Request:
Transcribe the records that follow in their entirety, omitting any pictures.

====== Material for this task ======

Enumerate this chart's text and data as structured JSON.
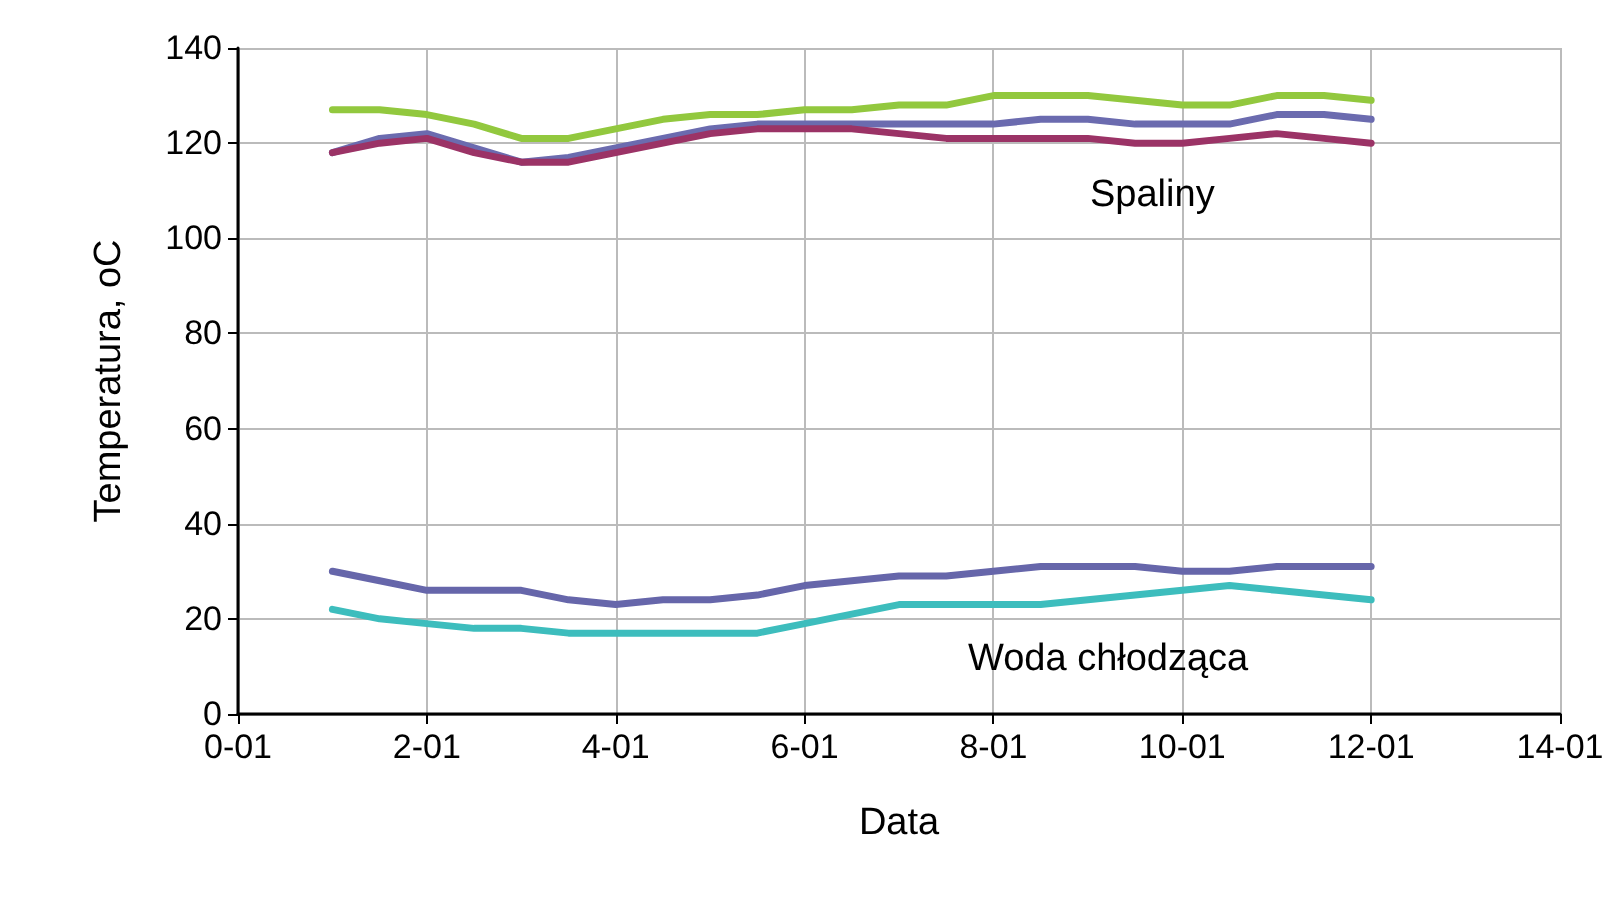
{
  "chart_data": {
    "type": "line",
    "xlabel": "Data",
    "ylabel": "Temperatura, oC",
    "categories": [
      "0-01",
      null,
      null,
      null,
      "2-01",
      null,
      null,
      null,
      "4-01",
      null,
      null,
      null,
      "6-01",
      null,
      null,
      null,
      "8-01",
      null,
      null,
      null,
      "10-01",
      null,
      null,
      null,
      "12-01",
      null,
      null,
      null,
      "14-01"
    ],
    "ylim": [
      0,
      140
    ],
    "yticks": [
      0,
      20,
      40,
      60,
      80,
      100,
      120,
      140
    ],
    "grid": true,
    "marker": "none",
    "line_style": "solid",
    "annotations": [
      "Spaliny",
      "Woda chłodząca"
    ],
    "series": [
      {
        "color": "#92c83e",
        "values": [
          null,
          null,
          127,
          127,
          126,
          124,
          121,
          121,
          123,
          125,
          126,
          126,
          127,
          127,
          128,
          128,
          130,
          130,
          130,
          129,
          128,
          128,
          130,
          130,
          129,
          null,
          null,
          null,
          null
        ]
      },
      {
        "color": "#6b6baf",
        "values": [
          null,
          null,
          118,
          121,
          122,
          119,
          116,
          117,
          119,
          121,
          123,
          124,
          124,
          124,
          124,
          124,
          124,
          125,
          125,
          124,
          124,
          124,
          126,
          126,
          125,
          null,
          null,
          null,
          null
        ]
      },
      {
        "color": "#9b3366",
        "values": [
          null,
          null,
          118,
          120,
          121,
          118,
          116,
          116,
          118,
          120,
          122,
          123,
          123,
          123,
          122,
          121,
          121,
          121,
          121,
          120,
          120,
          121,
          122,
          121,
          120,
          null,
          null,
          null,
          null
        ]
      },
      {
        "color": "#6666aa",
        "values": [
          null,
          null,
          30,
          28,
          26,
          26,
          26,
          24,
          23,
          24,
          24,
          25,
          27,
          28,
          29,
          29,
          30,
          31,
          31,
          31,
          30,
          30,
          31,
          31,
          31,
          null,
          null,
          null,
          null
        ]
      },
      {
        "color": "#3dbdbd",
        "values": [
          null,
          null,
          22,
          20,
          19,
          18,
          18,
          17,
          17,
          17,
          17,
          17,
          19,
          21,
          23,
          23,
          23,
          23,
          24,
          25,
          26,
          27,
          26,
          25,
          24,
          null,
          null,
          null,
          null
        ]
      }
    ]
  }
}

======

Final result:
Enumerate this chart's text and data as structured JSON.
{
  "chart_data": {
    "type": "line",
    "xlabel": "Data",
    "ylabel": "Temperatura, oC",
    "categories": [
      "0-01",
      null,
      null,
      null,
      "2-01",
      null,
      null,
      null,
      "4-01",
      null,
      null,
      null,
      "6-01",
      null,
      null,
      null,
      "8-01",
      null,
      null,
      null,
      "10-01",
      null,
      null,
      null,
      "12-01",
      null,
      null,
      null,
      "14-01"
    ],
    "ylim": [
      0,
      140
    ],
    "yticks": [
      0,
      20,
      40,
      60,
      80,
      100,
      120,
      140
    ],
    "grid": true,
    "marker": "none",
    "line_style": "solid",
    "annotations": [
      "Spaliny",
      "Woda chłodząca"
    ],
    "series": [
      {
        "color": "#92c83e",
        "values": [
          null,
          null,
          127,
          127,
          126,
          124,
          121,
          121,
          123,
          125,
          126,
          126,
          127,
          127,
          128,
          128,
          130,
          130,
          130,
          129,
          128,
          128,
          130,
          130,
          129,
          null,
          null,
          null,
          null
        ]
      },
      {
        "color": "#6b6baf",
        "values": [
          null,
          null,
          118,
          121,
          122,
          119,
          116,
          117,
          119,
          121,
          123,
          124,
          124,
          124,
          124,
          124,
          124,
          125,
          125,
          124,
          124,
          124,
          126,
          126,
          125,
          null,
          null,
          null,
          null
        ]
      },
      {
        "color": "#9b3366",
        "values": [
          null,
          null,
          118,
          120,
          121,
          118,
          116,
          116,
          118,
          120,
          122,
          123,
          123,
          123,
          122,
          121,
          121,
          121,
          121,
          120,
          120,
          121,
          122,
          121,
          120,
          null,
          null,
          null,
          null
        ]
      },
      {
        "color": "#6666aa",
        "values": [
          null,
          null,
          30,
          28,
          26,
          26,
          26,
          24,
          23,
          24,
          24,
          25,
          27,
          28,
          29,
          29,
          30,
          31,
          31,
          31,
          30,
          30,
          31,
          31,
          31,
          null,
          null,
          null,
          null
        ]
      },
      {
        "color": "#3dbdbd",
        "values": [
          null,
          null,
          22,
          20,
          19,
          18,
          18,
          17,
          17,
          17,
          17,
          17,
          19,
          21,
          23,
          23,
          23,
          23,
          24,
          25,
          26,
          27,
          26,
          25,
          24,
          null,
          null,
          null,
          null
        ]
      }
    ]
  }
}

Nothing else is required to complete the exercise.